╔══
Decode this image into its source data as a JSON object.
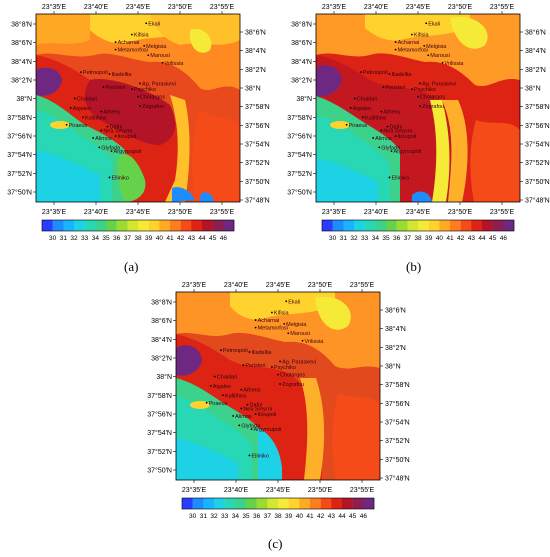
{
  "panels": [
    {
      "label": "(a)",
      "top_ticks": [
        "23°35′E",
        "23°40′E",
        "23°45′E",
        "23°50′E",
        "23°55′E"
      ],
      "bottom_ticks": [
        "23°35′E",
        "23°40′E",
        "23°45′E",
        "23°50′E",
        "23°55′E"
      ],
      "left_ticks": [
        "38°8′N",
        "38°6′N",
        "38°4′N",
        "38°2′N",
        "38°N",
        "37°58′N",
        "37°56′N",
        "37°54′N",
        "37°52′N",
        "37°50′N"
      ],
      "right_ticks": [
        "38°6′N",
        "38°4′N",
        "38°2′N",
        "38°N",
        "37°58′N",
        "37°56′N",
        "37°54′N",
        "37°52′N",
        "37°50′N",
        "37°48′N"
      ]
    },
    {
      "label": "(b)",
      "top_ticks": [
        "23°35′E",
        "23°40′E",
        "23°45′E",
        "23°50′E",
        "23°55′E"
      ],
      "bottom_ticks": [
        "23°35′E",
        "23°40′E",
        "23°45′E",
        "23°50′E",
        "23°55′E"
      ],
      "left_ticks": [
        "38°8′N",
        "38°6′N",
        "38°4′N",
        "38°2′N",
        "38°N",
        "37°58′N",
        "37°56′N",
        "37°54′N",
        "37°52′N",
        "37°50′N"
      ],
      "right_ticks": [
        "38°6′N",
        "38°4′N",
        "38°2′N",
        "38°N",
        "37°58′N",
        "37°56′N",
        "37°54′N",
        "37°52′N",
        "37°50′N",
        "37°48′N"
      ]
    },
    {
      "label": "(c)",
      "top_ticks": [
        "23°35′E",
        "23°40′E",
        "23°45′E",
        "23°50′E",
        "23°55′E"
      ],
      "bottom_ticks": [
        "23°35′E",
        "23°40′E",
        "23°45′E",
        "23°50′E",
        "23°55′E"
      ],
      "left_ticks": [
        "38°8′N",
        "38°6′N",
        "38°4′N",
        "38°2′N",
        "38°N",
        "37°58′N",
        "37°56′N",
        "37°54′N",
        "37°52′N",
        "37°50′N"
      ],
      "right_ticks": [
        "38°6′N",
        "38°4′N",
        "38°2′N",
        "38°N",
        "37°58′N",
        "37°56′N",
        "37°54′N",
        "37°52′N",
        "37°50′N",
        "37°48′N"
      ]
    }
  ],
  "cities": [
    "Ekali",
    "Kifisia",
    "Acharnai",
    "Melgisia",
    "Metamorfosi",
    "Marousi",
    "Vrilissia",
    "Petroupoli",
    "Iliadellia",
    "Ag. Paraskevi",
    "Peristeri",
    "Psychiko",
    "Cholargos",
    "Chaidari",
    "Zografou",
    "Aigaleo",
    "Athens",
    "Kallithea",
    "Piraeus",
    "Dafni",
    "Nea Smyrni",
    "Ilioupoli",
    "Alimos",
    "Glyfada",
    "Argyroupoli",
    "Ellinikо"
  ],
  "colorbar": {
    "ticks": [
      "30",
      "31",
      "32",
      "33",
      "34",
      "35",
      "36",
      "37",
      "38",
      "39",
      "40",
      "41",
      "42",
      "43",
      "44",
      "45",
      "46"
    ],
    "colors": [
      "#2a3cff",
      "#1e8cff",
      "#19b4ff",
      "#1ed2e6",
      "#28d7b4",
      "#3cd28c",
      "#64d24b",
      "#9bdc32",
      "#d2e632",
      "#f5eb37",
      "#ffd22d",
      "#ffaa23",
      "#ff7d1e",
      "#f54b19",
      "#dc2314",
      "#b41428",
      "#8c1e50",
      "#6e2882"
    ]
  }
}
╚══
╔══
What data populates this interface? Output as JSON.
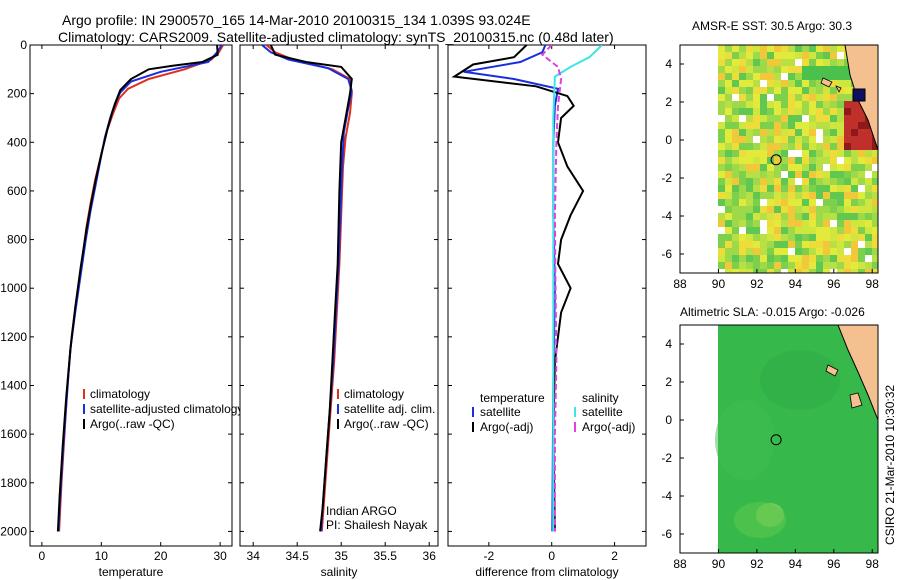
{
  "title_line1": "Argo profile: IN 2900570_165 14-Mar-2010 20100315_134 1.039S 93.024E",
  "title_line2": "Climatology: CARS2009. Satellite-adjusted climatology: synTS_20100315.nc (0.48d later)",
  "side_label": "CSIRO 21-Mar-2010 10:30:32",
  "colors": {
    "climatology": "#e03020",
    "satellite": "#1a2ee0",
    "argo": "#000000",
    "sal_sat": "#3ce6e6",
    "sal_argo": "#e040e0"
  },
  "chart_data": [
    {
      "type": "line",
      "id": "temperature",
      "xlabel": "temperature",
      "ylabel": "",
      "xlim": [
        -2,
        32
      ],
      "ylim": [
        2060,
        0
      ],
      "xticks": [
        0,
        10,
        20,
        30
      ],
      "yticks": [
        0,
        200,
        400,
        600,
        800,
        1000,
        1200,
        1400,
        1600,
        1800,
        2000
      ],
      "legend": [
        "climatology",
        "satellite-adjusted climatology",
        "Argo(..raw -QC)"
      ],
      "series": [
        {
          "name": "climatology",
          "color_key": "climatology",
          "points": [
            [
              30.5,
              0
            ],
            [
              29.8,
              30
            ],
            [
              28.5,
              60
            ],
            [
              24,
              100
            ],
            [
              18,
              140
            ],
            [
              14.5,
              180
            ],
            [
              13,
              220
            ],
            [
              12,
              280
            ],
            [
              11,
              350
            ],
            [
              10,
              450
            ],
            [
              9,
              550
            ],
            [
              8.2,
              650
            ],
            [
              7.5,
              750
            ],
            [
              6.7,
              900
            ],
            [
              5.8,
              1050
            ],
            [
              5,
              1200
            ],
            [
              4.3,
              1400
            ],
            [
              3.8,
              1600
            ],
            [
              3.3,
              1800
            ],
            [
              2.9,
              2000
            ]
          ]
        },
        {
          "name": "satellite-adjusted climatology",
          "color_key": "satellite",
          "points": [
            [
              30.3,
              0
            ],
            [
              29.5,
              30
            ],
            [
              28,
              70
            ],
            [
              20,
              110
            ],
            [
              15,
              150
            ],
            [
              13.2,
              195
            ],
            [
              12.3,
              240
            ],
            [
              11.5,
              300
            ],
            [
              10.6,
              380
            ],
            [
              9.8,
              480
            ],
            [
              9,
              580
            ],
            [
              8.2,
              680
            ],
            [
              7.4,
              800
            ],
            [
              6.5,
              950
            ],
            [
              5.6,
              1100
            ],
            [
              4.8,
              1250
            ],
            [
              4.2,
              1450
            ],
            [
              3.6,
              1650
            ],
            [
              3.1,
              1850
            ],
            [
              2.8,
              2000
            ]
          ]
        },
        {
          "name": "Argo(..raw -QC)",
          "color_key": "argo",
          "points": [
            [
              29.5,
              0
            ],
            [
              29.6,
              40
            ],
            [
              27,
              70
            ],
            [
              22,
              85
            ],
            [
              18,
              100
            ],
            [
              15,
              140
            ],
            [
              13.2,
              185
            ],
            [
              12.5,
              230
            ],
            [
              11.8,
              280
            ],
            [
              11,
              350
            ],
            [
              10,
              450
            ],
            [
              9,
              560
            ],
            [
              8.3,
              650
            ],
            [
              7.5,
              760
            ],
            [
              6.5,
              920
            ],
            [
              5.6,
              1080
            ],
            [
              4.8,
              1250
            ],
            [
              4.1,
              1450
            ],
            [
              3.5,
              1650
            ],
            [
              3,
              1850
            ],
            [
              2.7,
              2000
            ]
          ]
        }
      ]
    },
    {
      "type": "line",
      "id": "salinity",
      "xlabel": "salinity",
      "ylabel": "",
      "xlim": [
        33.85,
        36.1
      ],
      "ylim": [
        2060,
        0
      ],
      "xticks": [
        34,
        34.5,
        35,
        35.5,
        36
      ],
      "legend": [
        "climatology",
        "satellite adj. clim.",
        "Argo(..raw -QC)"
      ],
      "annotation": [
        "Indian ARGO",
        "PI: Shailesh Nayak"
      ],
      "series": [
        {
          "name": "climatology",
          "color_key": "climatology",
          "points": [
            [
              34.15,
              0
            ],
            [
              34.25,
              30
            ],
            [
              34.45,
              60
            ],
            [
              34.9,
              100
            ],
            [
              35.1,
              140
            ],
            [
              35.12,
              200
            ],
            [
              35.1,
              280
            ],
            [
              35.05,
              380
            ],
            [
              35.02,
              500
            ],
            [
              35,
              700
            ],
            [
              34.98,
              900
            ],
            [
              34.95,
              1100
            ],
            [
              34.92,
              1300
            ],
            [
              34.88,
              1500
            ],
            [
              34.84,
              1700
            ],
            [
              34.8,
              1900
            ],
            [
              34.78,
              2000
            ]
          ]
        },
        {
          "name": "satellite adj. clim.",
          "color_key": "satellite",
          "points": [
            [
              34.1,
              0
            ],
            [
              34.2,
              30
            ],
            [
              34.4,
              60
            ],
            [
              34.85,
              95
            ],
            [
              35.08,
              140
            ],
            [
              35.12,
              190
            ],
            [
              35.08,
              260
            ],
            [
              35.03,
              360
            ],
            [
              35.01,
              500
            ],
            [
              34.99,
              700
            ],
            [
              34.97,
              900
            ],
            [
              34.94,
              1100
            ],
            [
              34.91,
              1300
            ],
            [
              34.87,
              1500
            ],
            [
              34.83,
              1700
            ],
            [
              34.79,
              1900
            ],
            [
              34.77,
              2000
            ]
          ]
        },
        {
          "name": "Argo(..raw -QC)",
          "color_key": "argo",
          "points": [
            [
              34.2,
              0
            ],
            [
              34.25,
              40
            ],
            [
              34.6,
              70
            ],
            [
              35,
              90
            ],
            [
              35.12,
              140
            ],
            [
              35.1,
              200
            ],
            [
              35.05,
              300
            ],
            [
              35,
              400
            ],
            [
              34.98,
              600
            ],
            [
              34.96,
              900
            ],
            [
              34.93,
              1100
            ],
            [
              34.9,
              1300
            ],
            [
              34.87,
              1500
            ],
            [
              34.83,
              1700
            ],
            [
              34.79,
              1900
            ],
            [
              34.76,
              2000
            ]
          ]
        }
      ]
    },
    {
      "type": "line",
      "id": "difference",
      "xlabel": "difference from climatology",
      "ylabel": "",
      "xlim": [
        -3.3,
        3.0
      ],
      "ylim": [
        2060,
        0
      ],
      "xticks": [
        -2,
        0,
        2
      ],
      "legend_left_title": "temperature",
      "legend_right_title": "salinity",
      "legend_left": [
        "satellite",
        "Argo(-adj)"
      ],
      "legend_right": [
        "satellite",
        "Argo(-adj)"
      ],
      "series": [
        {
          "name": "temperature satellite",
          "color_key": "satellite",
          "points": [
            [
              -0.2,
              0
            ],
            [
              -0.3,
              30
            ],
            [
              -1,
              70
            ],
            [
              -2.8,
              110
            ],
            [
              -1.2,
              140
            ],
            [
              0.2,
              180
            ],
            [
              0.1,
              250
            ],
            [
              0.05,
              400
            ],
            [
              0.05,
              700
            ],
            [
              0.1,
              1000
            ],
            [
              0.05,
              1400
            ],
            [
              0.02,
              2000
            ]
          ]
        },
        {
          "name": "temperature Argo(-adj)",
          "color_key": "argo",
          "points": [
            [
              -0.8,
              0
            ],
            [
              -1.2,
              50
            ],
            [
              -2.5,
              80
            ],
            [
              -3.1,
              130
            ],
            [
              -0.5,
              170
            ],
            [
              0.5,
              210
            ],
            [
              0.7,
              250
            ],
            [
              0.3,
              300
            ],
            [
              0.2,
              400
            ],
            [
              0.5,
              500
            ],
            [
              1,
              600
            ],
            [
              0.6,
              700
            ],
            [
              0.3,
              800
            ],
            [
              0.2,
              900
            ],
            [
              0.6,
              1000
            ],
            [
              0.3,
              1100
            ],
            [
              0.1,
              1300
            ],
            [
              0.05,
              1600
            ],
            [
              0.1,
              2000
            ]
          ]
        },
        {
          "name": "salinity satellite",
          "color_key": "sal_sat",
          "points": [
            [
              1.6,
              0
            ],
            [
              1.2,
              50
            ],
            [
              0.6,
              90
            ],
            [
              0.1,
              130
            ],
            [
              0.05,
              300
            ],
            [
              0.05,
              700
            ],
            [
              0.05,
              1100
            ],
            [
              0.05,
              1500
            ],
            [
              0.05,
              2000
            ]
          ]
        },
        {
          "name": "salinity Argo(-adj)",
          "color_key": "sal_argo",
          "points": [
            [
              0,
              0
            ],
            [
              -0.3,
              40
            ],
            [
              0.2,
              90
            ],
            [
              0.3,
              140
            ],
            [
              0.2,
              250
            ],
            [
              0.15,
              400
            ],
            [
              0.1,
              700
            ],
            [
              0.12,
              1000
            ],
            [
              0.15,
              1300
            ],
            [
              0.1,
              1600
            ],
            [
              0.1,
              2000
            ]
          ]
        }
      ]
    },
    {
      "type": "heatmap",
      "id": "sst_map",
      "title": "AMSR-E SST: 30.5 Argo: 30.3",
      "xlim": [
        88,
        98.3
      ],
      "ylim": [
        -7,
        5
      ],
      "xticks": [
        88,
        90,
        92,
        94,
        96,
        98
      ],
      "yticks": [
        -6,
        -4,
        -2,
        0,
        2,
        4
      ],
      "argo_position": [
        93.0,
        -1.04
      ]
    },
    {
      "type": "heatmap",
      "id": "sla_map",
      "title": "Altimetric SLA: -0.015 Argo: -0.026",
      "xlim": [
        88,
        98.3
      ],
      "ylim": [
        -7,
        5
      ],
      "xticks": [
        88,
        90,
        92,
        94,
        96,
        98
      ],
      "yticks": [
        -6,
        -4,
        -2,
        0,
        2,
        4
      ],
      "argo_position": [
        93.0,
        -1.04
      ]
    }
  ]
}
╚══
• **BRIEF**:
Gather and return every line that holds the string "name".

• **ANSWER TO THE TASK**:
          "name": "climatology",
          "name": "satellite-adjusted climatology",
          "name": "Argo(..raw -QC)",
          "name": "climatology",
          "name": "satellite adj. clim.",
          "name": "Argo(..raw -QC)",
          "name": "temperature satellite",
          "name": "temperature Argo(-adj)",
          "name": "salinity satellite",
          "name": "salinity Argo(-adj)",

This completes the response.